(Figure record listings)
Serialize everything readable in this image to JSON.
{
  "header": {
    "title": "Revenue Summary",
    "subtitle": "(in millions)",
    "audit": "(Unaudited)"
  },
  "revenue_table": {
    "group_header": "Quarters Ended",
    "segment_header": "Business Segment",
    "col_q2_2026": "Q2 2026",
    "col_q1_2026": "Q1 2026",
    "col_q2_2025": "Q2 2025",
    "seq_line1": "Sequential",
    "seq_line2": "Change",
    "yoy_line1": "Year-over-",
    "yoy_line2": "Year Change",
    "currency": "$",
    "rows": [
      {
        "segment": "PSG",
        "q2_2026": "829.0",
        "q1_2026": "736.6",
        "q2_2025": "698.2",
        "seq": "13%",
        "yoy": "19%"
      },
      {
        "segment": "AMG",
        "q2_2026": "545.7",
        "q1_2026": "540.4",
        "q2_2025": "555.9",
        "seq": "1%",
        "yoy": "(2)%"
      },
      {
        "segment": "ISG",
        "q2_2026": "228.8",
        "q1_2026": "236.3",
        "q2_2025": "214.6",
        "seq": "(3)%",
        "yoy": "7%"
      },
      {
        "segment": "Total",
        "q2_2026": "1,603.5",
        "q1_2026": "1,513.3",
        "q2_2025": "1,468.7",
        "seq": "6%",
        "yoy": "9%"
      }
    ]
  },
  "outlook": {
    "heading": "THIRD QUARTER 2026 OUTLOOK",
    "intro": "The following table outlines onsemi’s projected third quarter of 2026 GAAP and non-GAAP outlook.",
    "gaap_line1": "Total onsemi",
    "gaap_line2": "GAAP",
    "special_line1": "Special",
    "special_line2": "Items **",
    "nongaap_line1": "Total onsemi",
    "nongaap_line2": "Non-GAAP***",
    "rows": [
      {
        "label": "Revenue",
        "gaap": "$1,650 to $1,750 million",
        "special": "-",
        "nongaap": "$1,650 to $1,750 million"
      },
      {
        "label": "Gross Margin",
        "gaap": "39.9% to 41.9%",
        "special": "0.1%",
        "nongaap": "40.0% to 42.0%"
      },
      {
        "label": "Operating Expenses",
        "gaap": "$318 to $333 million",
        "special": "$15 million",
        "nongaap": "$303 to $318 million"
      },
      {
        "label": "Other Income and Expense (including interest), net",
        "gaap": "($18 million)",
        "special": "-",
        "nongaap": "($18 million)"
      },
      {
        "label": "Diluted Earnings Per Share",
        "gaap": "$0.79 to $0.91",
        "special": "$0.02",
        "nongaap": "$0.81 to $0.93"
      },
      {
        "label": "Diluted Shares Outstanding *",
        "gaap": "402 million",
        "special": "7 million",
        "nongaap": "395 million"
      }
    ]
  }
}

### Requirement
Of the lines above, how many contain the word "Change"? Provide the number and nothing else.

### Result below
2